*** DATA SUPPLIED

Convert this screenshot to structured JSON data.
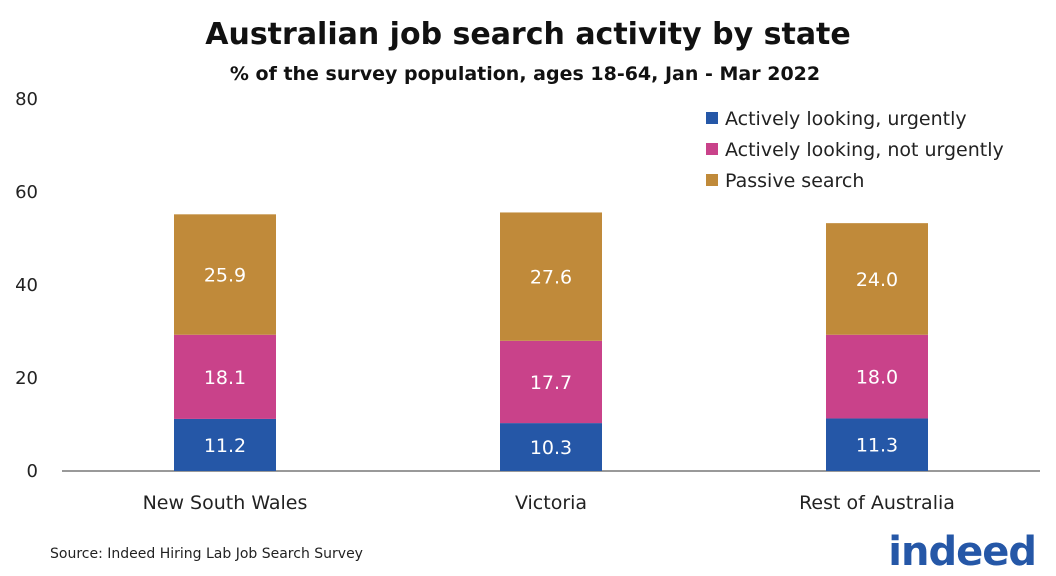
{
  "chart_data": {
    "type": "bar",
    "stacked": true,
    "title": "Australian job search activity by state",
    "subtitle": "% of the survey population, ages 18-64, Jan - Mar 2022",
    "categories": [
      "New South Wales",
      "Victoria",
      "Rest of Australia"
    ],
    "series": [
      {
        "name": "Actively looking, urgently",
        "color": "#2557a7",
        "values": [
          11.2,
          10.3,
          11.3
        ]
      },
      {
        "name": "Actively looking, not urgently",
        "color": "#c9428a",
        "values": [
          18.1,
          17.7,
          18.0
        ]
      },
      {
        "name": "Passive search",
        "color": "#c08a3a",
        "values": [
          25.9,
          27.6,
          24.0
        ]
      }
    ],
    "ylim": [
      0,
      80
    ],
    "yticks": [
      0,
      20,
      40,
      60,
      80
    ],
    "grid": false,
    "legend_position": "top-right",
    "data_labels": true
  },
  "source": "Source: Indeed Hiring Lab Job Search Survey",
  "logo_text": "indeed"
}
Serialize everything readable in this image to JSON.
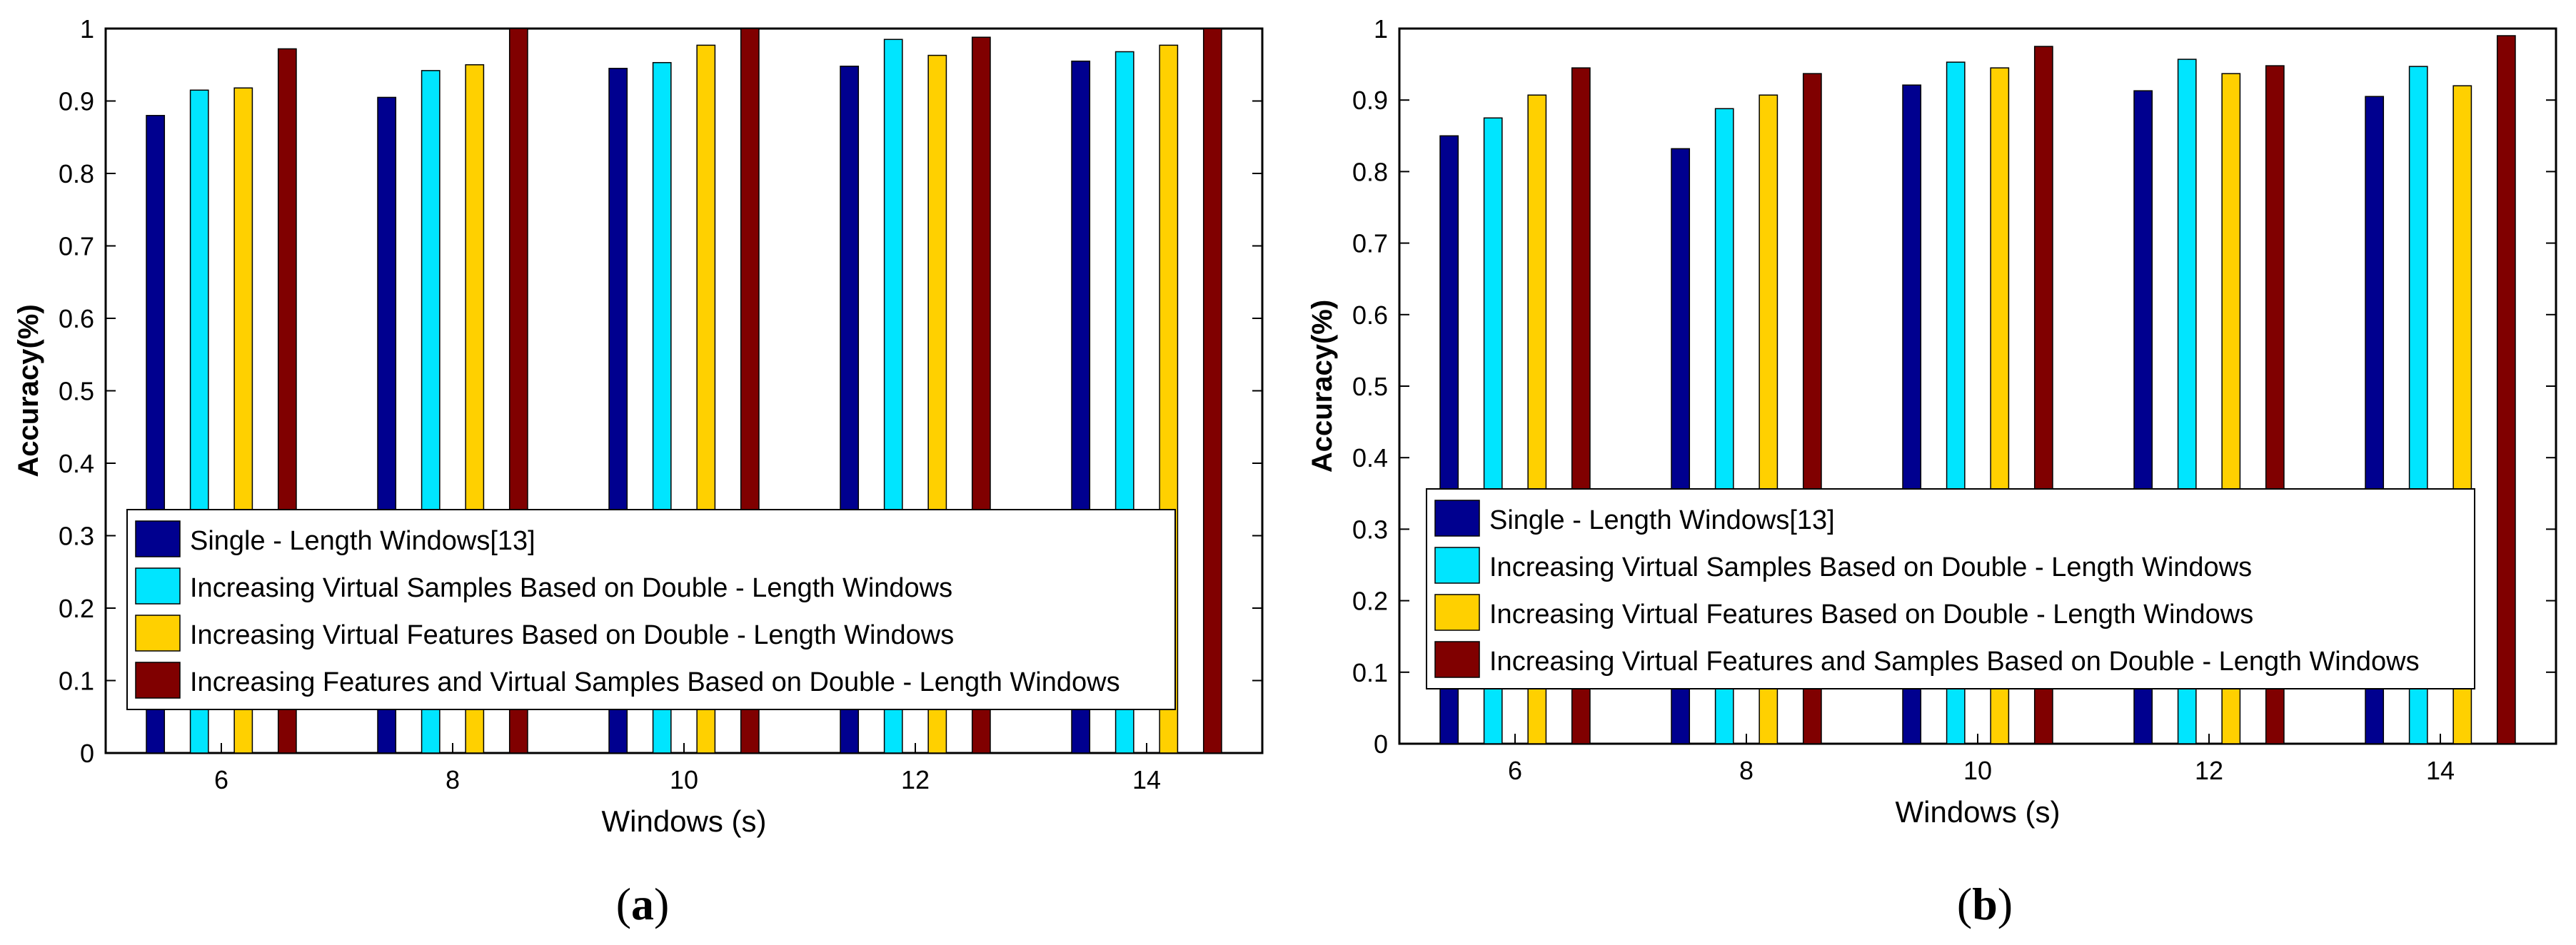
{
  "chart_data": [
    {
      "type": "bar",
      "panel": "a",
      "caption_letter": "a",
      "categories": [
        "6",
        "8",
        "10",
        "12",
        "14"
      ],
      "xlabel": "Windows (s)",
      "ylabel": "Accuracy(%)",
      "ylim": [
        0,
        1
      ],
      "yticks": [
        "0",
        "0.1",
        "0.2",
        "0.3",
        "0.4",
        "0.5",
        "0.6",
        "0.7",
        "0.8",
        "0.9",
        "1"
      ],
      "legend_position": "bottom-left",
      "series": [
        {
          "name": "Single - Length Windows[13]",
          "color": "#00008f",
          "values": [
            0.88,
            0.905,
            0.945,
            0.948,
            0.955
          ]
        },
        {
          "name": "Increasing Virtual Samples Based on Double - Length Windows",
          "color": "#00e5ff",
          "values": [
            0.915,
            0.942,
            0.953,
            0.985,
            0.968
          ]
        },
        {
          "name": "Increasing Virtual Features Based on Double - Length Windows",
          "color": "#ffd000",
          "values": [
            0.918,
            0.95,
            0.977,
            0.963,
            0.977
          ]
        },
        {
          "name": "Increasing Features and Virtual Samples Based on Double - Length Windows",
          "color": "#800000",
          "values": [
            0.972,
            1.0,
            1.0,
            0.988,
            1.0
          ]
        }
      ]
    },
    {
      "type": "bar",
      "panel": "b",
      "caption_letter": "b",
      "categories": [
        "6",
        "8",
        "10",
        "12",
        "14"
      ],
      "xlabel": "Windows (s)",
      "ylabel": "Accuracy(%)",
      "ylim": [
        0,
        1
      ],
      "yticks": [
        "0",
        "0.1",
        "0.2",
        "0.3",
        "0.4",
        "0.5",
        "0.6",
        "0.7",
        "0.8",
        "0.9",
        "1"
      ],
      "legend_position": "bottom-left",
      "series": [
        {
          "name": "Single - Length Windows[13]",
          "color": "#00008f",
          "values": [
            0.85,
            0.832,
            0.921,
            0.913,
            0.905
          ]
        },
        {
          "name": "Increasing Virtual Samples Based on Double - Length Windows",
          "color": "#00e5ff",
          "values": [
            0.875,
            0.888,
            0.953,
            0.957,
            0.947
          ]
        },
        {
          "name": "Increasing Virtual Features Based on Double - Length Windows",
          "color": "#ffd000",
          "values": [
            0.907,
            0.907,
            0.945,
            0.937,
            0.92
          ]
        },
        {
          "name": "Increasing Virtual Features and Samples Based on Double - Length Windows",
          "color": "#800000",
          "values": [
            0.945,
            0.937,
            0.975,
            0.948,
            0.99
          ]
        }
      ]
    }
  ]
}
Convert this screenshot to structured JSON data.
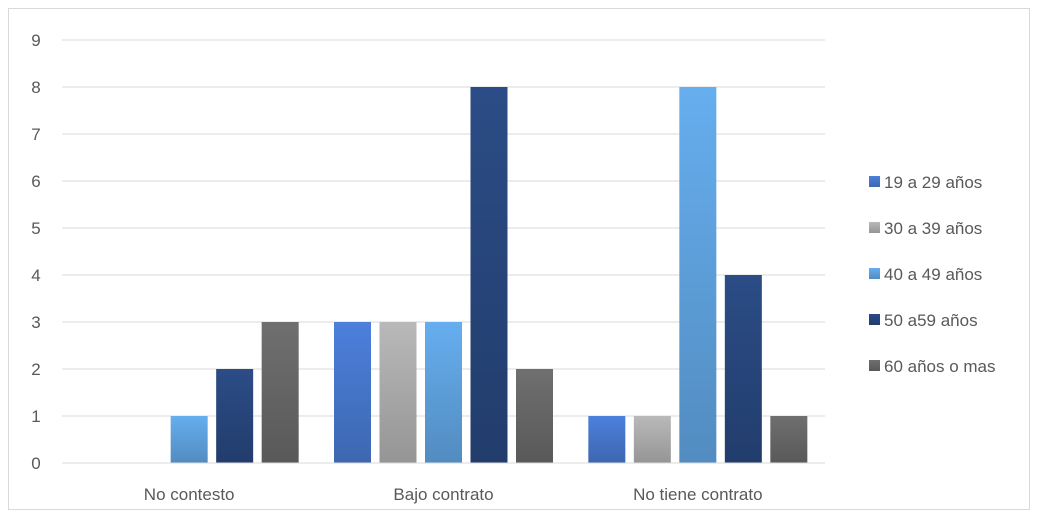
{
  "chart_data": {
    "type": "bar",
    "title": "",
    "xlabel": "",
    "ylabel": "",
    "categories": [
      "No contesto",
      "Bajo contrato",
      "No tiene contrato"
    ],
    "series": [
      {
        "name": "19 a 29 años",
        "values": [
          0,
          3,
          1
        ],
        "color": "#4472C4"
      },
      {
        "name": "30 a 39 años",
        "values": [
          0,
          3,
          1
        ],
        "color": "#A5A5A5"
      },
      {
        "name": "40 a 49 años",
        "values": [
          1,
          3,
          8
        ],
        "color": "#5B9BD5"
      },
      {
        "name": "50 a59 años",
        "values": [
          2,
          8,
          4
        ],
        "color": "#264478"
      },
      {
        "name": "60 años o mas",
        "values": [
          3,
          2,
          1
        ],
        "color": "#636363"
      }
    ],
    "ylim": [
      0,
      9
    ],
    "yticks": [
      "0",
      "1",
      "2",
      "3",
      "4",
      "5",
      "6",
      "7",
      "8",
      "9"
    ],
    "grid": true,
    "legend_position": "right"
  }
}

******

**SHORT EXERCISE**. Above are the records; reproduce them exactly and leave out the pictures.

**ANSWER FOR THIS EXERCISE**.
Convert this screenshot to structured JSON data.
{
  "chart_data": {
    "type": "bar",
    "stacked": true,
    "title": "Australian job search activity by state",
    "subtitle": "% of the survey population, ages 18-64, Jan - Mar 2022",
    "categories": [
      "New South Wales",
      "Victoria",
      "Rest of Australia"
    ],
    "series": [
      {
        "name": "Actively looking, urgently",
        "color": "#2557a7",
        "values": [
          11.2,
          10.3,
          11.3
        ]
      },
      {
        "name": "Actively looking, not urgently",
        "color": "#c9428a",
        "values": [
          18.1,
          17.7,
          18.0
        ]
      },
      {
        "name": "Passive search",
        "color": "#c08a3a",
        "values": [
          25.9,
          27.6,
          24.0
        ]
      }
    ],
    "ylim": [
      0,
      80
    ],
    "yticks": [
      0,
      20,
      40,
      60,
      80
    ],
    "grid": false,
    "legend_position": "top-right",
    "data_labels": true
  },
  "source": "Source: Indeed Hiring Lab Job Search Survey",
  "logo_text": "indeed"
}
Serialize everything readable in this image to JSON.
{
  "chart_data": [
    {
      "type": "bar",
      "panel": "a",
      "caption_letter": "a",
      "categories": [
        "6",
        "8",
        "10",
        "12",
        "14"
      ],
      "xlabel": "Windows (s)",
      "ylabel": "Accuracy(%)",
      "ylim": [
        0,
        1
      ],
      "yticks": [
        "0",
        "0.1",
        "0.2",
        "0.3",
        "0.4",
        "0.5",
        "0.6",
        "0.7",
        "0.8",
        "0.9",
        "1"
      ],
      "legend_position": "bottom-left",
      "series": [
        {
          "name": "Single - Length Windows[13]",
          "color": "#00008f",
          "values": [
            0.88,
            0.905,
            0.945,
            0.948,
            0.955
          ]
        },
        {
          "name": "Increasing Virtual Samples Based on Double - Length Windows",
          "color": "#00e5ff",
          "values": [
            0.915,
            0.942,
            0.953,
            0.985,
            0.968
          ]
        },
        {
          "name": "Increasing Virtual Features Based on Double - Length Windows",
          "color": "#ffd000",
          "values": [
            0.918,
            0.95,
            0.977,
            0.963,
            0.977
          ]
        },
        {
          "name": "Increasing Features and Virtual Samples Based on Double - Length Windows",
          "color": "#800000",
          "values": [
            0.972,
            1.0,
            1.0,
            0.988,
            1.0
          ]
        }
      ]
    },
    {
      "type": "bar",
      "panel": "b",
      "caption_letter": "b",
      "categories": [
        "6",
        "8",
        "10",
        "12",
        "14"
      ],
      "xlabel": "Windows (s)",
      "ylabel": "Accuracy(%)",
      "ylim": [
        0,
        1
      ],
      "yticks": [
        "0",
        "0.1",
        "0.2",
        "0.3",
        "0.4",
        "0.5",
        "0.6",
        "0.7",
        "0.8",
        "0.9",
        "1"
      ],
      "legend_position": "bottom-left",
      "series": [
        {
          "name": "Single - Length Windows[13]",
          "color": "#00008f",
          "values": [
            0.85,
            0.832,
            0.921,
            0.913,
            0.905
          ]
        },
        {
          "name": "Increasing Virtual Samples Based on Double - Length Windows",
          "color": "#00e5ff",
          "values": [
            0.875,
            0.888,
            0.953,
            0.957,
            0.947
          ]
        },
        {
          "name": "Increasing Virtual Features Based on Double - Length Windows",
          "color": "#ffd000",
          "values": [
            0.907,
            0.907,
            0.945,
            0.937,
            0.92
          ]
        },
        {
          "name": "Increasing Virtual Features and Samples Based on Double - Length Windows",
          "color": "#800000",
          "values": [
            0.945,
            0.937,
            0.975,
            0.948,
            0.99
          ]
        }
      ]
    }
  ]
}
Convert this screenshot to structured JSON data.
{
  "chart_data": {
    "type": "bar",
    "title": "",
    "xlabel": "",
    "ylabel": "",
    "categories": [
      "No contesto",
      "Bajo contrato",
      "No tiene contrato"
    ],
    "series": [
      {
        "name": "19 a 29 años",
        "values": [
          0,
          3,
          1
        ],
        "color": "#4472C4"
      },
      {
        "name": "30 a 39 años",
        "values": [
          0,
          3,
          1
        ],
        "color": "#A5A5A5"
      },
      {
        "name": "40 a 49 años",
        "values": [
          1,
          3,
          8
        ],
        "color": "#5B9BD5"
      },
      {
        "name": "50 a59 años",
        "values": [
          2,
          8,
          4
        ],
        "color": "#264478"
      },
      {
        "name": "60 años o mas",
        "values": [
          3,
          2,
          1
        ],
        "color": "#636363"
      }
    ],
    "ylim": [
      0,
      9
    ],
    "yticks": [
      "0",
      "1",
      "2",
      "3",
      "4",
      "5",
      "6",
      "7",
      "8",
      "9"
    ],
    "grid": true,
    "legend_position": "right"
  }
}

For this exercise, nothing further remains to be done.